Prompt 1 ▸ Set down the review of Pop Ambient 2010 in full, word for word.

Quoted passage ▸
▼

Pop Ambient 2010
Like Christmas, the Pop Ambient series from the Cologne-based label Kompakt label comes around once a year. And, like Christmas, the joy and warm sentiment one feels from its arrival is more than enough to make up for any ill-thought-out or repeat gifts. It’s just nice being with music that loves you.
The 10th installment in the series is a merry lot indeed. There’s a very high quality ratio here, which is all the more impressive given that the cast of characters are a host of familiar (and also rapidly aging) faces. Thomas Fehlmann, The Orb, and Pop Ambient demiurge/Kompakt co-founder Wolfgang Voigt have all been making music for well on 20 years now, but it is Voigt whose shadow much of the work in the series seems to be standing in the shadow of. Voigt’s 2000 album as Gas, titled Pop, sought to seek a bridge across the lacuna formed between ambient, which had disintegrated by that point into near obsolescence through its disintegration of all form and tonal color, and pop. In a sense, the Pop Ambient discs are an extension of that project, as well as a catalogue of trends and approaches from within the ambient scene.
Yet, Pop Ambient 2010 offers only one newcomer into the fold, the rightly celebrated Brock Van Wey (also known as Bvdub), whose two superb releases from 2009, White Clouds Drift On and On and We Were the Sun were among the year’s very best. Van Wey has a style that can only justly be described as Sirkian. He is unafraid of powerful emotional melodrama rendered in lushly washed-out strings and ethereal sirenic chants, which places him in an uncomfortably close proximity to new age piddle. Yet, if there is chakra involved, it’s just a lighting effect. The yoga’s a breathing exercise to slow your heartbeat to Van Wey’s rhythms and the mandalas are so intensely gorgeous that you are utterly entranced for whatever ridiculous length of time any given tune is. Also, unlike new age and much ambient music, Van Wey’s music is not meant to soothe. Contra to this, it can actually be intense.

▲

Prompt 2 ▸ Revise the stretch of the listing from the line containing "faint currency symbols: € [330,174,374,263]" through the line containing "header text: 2.", replacing "set trading goals" with "define trading goals" and leaving everything else unchanged. Give only those lines.

Provided entries ▸
▼

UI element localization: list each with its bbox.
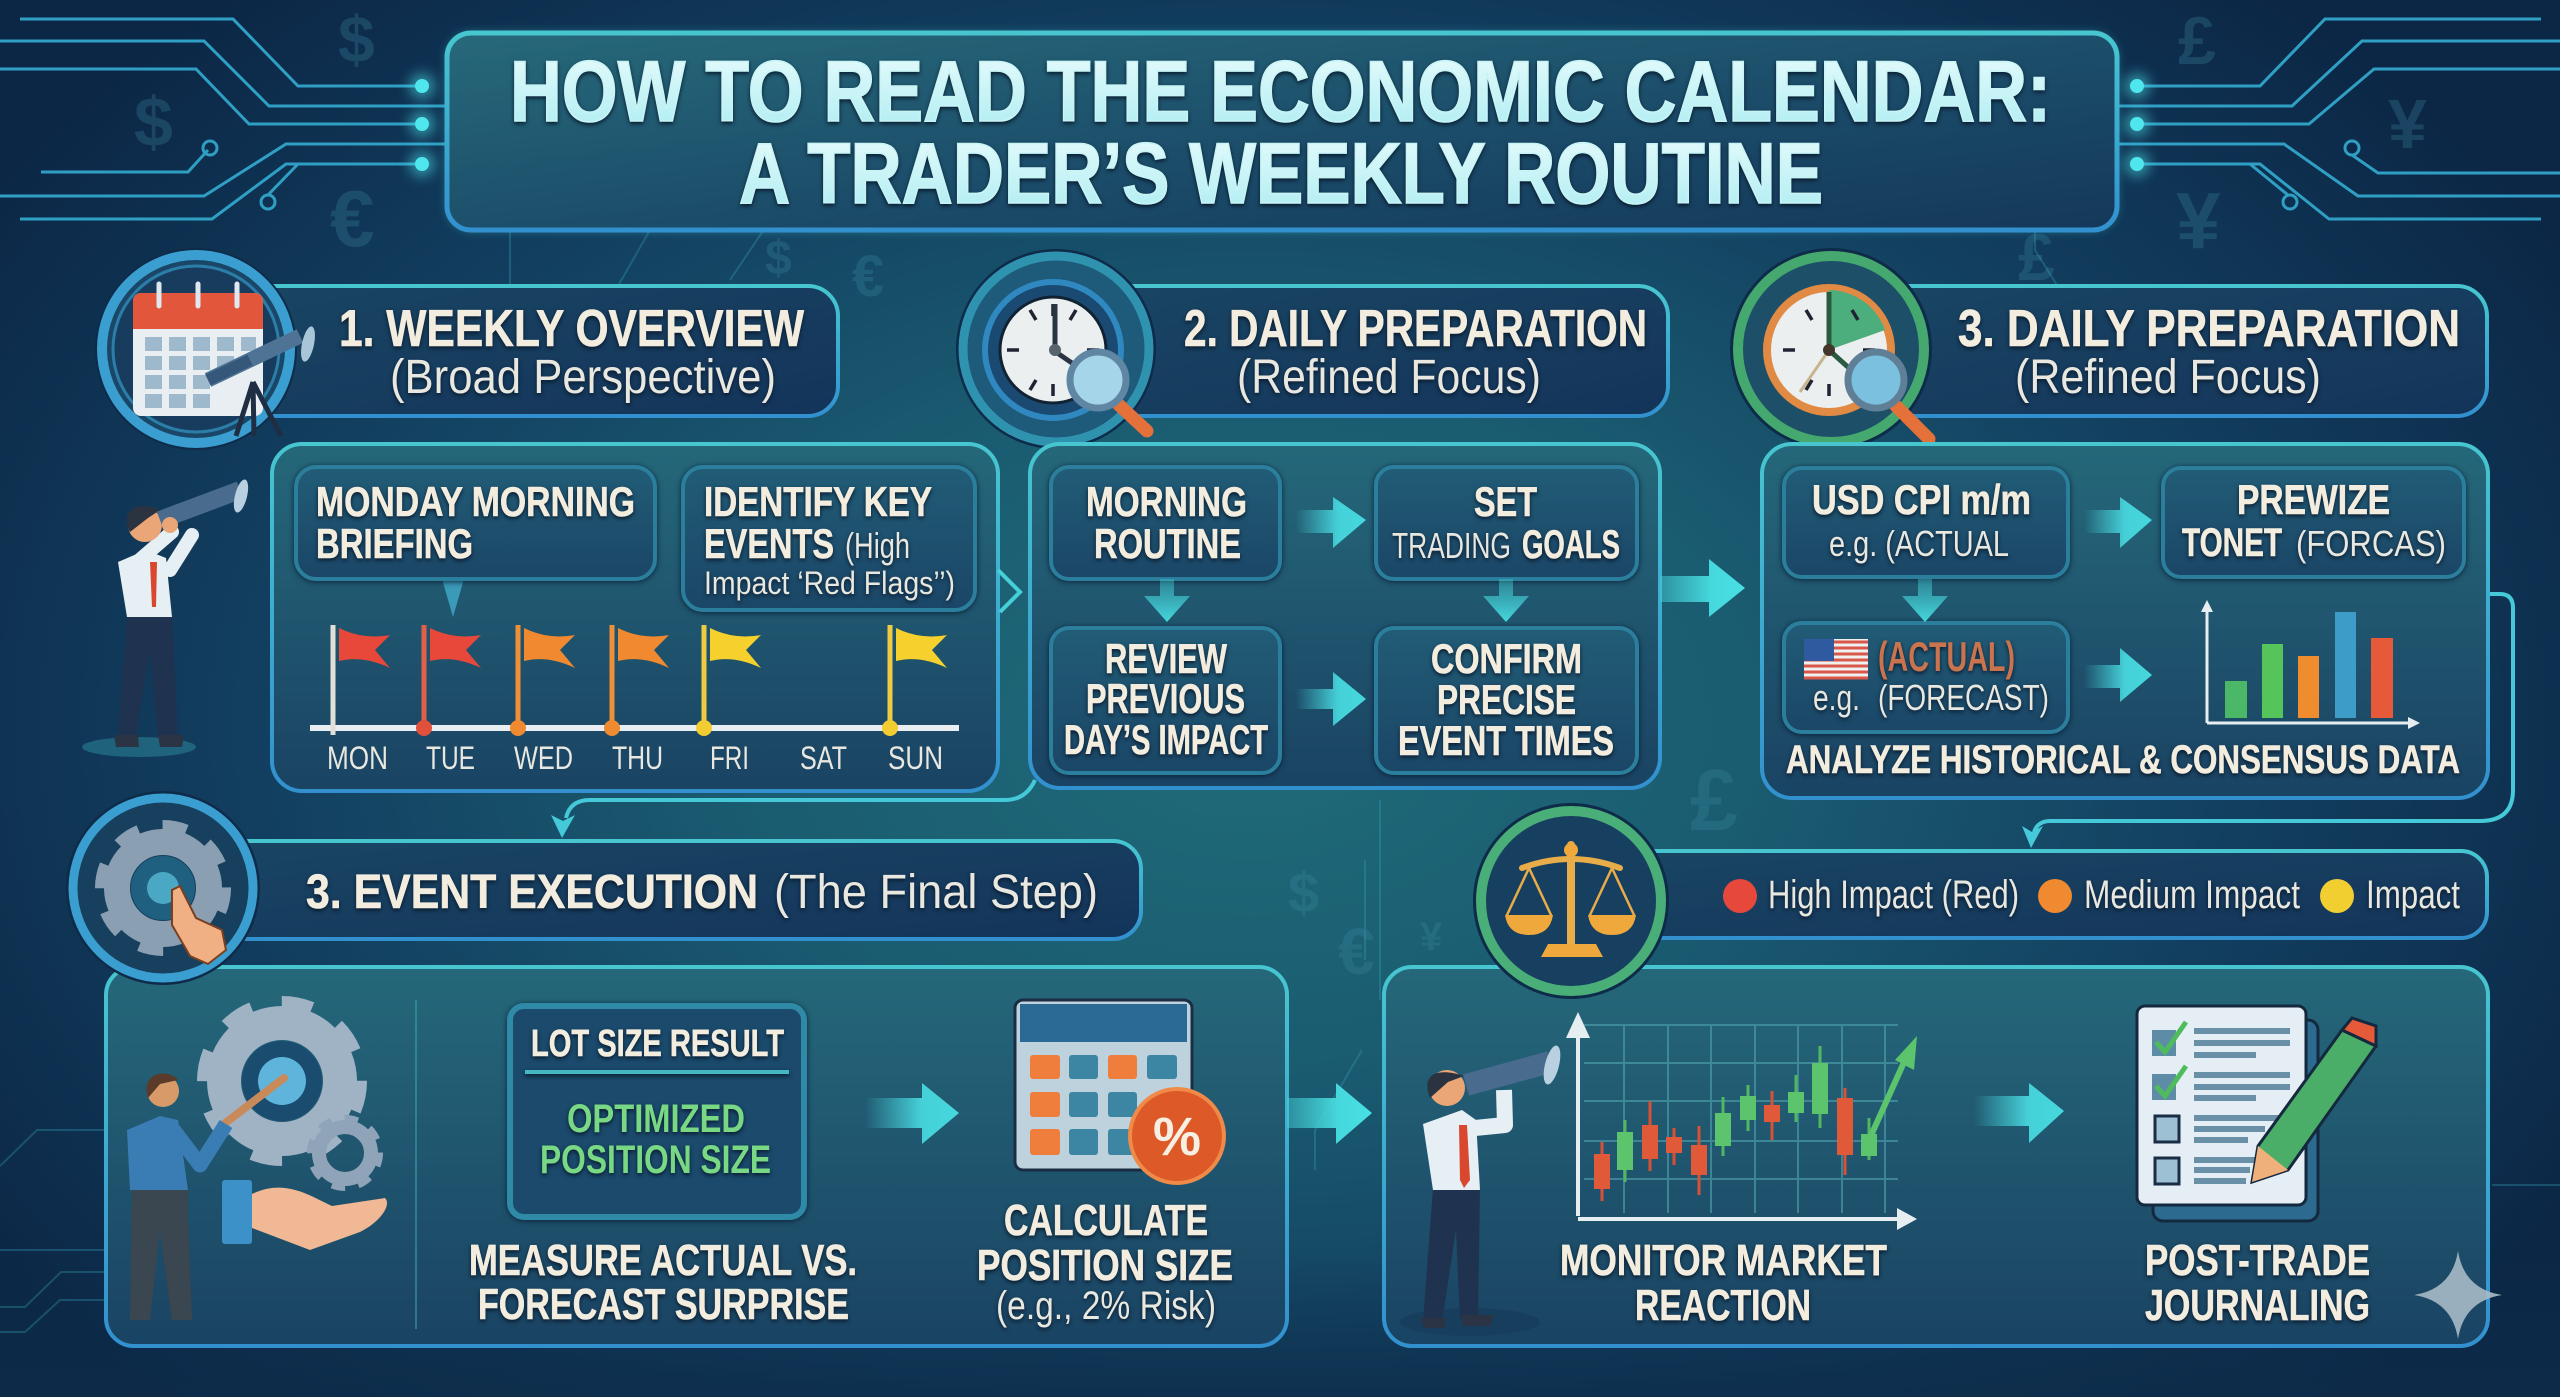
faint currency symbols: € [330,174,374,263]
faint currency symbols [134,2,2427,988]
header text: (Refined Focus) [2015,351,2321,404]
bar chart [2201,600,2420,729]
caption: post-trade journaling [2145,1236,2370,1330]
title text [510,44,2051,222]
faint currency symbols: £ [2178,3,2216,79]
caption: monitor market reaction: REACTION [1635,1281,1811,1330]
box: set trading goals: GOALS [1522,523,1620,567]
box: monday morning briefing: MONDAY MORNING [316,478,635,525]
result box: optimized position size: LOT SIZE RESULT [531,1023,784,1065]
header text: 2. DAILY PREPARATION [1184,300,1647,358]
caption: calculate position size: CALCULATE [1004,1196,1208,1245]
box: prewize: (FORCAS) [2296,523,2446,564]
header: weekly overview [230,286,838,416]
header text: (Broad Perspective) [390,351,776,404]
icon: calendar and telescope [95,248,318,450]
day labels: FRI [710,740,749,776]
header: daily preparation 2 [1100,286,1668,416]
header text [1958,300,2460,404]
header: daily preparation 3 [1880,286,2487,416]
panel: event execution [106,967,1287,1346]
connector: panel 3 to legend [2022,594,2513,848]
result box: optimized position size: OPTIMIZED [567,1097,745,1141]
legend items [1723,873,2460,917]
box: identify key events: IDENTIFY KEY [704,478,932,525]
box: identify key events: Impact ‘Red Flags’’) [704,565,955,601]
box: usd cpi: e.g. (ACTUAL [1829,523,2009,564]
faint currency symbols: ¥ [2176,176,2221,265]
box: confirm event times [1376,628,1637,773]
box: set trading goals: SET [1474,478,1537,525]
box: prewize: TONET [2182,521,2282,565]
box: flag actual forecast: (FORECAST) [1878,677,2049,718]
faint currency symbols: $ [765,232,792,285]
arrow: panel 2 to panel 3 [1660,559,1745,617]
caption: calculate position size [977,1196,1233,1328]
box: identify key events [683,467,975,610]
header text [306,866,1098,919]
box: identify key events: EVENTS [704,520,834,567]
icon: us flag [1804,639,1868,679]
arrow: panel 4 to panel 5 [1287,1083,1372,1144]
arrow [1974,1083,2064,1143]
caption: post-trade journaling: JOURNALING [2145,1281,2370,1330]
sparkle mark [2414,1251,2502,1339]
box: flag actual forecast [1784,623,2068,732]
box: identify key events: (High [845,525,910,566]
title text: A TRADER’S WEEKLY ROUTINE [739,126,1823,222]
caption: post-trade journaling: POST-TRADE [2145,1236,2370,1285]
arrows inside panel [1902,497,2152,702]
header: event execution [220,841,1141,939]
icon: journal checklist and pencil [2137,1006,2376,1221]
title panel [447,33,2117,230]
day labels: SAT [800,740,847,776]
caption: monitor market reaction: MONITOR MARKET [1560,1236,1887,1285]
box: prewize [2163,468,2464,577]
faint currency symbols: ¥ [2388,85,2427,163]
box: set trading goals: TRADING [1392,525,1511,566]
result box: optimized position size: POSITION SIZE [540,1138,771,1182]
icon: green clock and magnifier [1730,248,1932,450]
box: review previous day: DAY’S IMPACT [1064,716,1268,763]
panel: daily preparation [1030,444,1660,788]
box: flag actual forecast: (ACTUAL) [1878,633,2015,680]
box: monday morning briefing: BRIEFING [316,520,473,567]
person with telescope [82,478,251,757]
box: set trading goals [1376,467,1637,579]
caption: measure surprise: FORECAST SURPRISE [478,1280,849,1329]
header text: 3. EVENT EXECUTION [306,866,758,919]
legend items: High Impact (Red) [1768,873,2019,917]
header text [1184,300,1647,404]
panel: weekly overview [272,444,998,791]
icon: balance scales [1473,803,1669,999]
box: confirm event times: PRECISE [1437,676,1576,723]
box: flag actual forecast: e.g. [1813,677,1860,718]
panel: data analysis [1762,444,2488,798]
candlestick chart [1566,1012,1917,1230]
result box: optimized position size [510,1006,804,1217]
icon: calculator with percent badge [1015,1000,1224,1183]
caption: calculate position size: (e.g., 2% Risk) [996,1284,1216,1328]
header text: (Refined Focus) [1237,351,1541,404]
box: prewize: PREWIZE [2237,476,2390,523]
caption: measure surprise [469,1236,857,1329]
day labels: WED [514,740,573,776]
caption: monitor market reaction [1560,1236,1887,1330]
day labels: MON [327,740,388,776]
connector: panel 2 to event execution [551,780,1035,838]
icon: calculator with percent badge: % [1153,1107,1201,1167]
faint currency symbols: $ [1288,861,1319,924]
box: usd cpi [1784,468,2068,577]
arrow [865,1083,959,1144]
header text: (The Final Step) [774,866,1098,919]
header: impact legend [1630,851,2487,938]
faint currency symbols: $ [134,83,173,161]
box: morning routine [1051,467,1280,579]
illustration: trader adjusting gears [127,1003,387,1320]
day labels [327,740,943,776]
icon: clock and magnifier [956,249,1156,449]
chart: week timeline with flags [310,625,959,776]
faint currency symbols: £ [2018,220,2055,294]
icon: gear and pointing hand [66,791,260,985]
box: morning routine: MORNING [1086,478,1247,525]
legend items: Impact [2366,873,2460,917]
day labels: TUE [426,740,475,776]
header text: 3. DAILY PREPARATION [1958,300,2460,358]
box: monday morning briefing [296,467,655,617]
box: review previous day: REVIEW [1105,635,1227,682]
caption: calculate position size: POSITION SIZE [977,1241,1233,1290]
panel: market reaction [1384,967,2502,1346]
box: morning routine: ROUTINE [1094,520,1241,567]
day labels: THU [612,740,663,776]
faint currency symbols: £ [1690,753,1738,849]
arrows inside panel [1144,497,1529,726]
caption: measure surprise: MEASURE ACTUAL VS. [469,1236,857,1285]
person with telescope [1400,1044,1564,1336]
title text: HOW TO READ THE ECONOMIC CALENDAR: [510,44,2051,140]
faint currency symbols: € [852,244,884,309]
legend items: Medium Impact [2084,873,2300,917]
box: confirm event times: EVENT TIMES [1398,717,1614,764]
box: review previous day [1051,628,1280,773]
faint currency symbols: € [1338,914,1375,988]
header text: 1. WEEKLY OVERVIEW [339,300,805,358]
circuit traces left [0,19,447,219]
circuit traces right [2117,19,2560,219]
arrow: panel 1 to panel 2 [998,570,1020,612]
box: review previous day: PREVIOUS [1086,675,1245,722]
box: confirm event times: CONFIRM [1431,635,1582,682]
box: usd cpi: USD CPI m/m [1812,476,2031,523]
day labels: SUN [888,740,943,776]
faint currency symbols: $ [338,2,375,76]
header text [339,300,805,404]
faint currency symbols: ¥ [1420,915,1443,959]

▲

Complete answer 1 ▸
Pop Ambient 2010
Like Christmas, the Pop Ambient series from the Cologne-based label Kompakt label comes around once a year. And, like Christmas, the joy and warm sentiment one feels from its arrival is more than enough to make up for any ill-thought-out or repeat gifts. It’s just nice being with music that loves you.
The 10th installment in the series is a merry lot indeed. There’s a very high quality ratio here, which is all the more impressive given that the cast of characters are a host of familiar (and also rapidly aging) faces. Thomas Fehlmann, The Orb, and Pop Ambient demiurge/Kompakt co-founder Wolfgang Voigt have all been making music for well on 20 years now, but it is Voigt whose shadow much of the work in the series seems to be standing in the shadow of. Voigt’s 2000 album as Gas, titled Pop, sought to seek a bridge across the lacuna formed between ambient, which had disintegrated by that point into near obsolescence through its disintegration of all form and tonal color, and pop. In a sense, the Pop Ambient discs are an extension of that project, as well as a catalogue of trends and approaches from within the ambient scene.
Yet, Pop Ambient 2010 offers only one newcomer into the fold, the rightly celebrated Brock Van Wey (also known as Bvdub), whose two superb releases from 2009, White Clouds Drift On and On and We Were the Sun were among the year’s very best. Van Wey has a style that can only justly be described as Sirkian. He is unafraid of powerful emotional melodrama rendered in lushly washed-out strings and ethereal sirenic chants, which places him in an uncomfortably close proximity to new age piddle. Yet, if there is chakra involved, it’s just a lighting effect. The yoga’s a breathing exercise to slow your heartbeat to Van Wey’s rhythms and the mandalas are so intensely gorgeous that you are utterly entranced for whatever ridiculous length of time any given tune is. Also, unlike new age and much ambient music, Van Wey’s music is not meant to soothe. Contra to this, it can actually be intense.

Complete answer 2 ▸
faint currency symbols: € [330,174,374,263]
faint currency symbols [134,2,2427,988]
header text: (Refined Focus) [2015,351,2321,404]
bar chart [2201,600,2420,729]
caption: post-trade journaling [2145,1236,2370,1330]
title text [510,44,2051,222]
faint currency symbols: £ [2178,3,2216,79]
caption: monitor market reaction: REACTION [1635,1281,1811,1330]
box: define trading goals: GOALS [1522,523,1620,567]
box: monday morning briefing: MONDAY MORNING [316,478,635,525]
result box: optimized position size: LOT SIZE RESULT [531,1023,784,1065]
header text: 2. DAILY PREPARATION [1184,300,1647,358]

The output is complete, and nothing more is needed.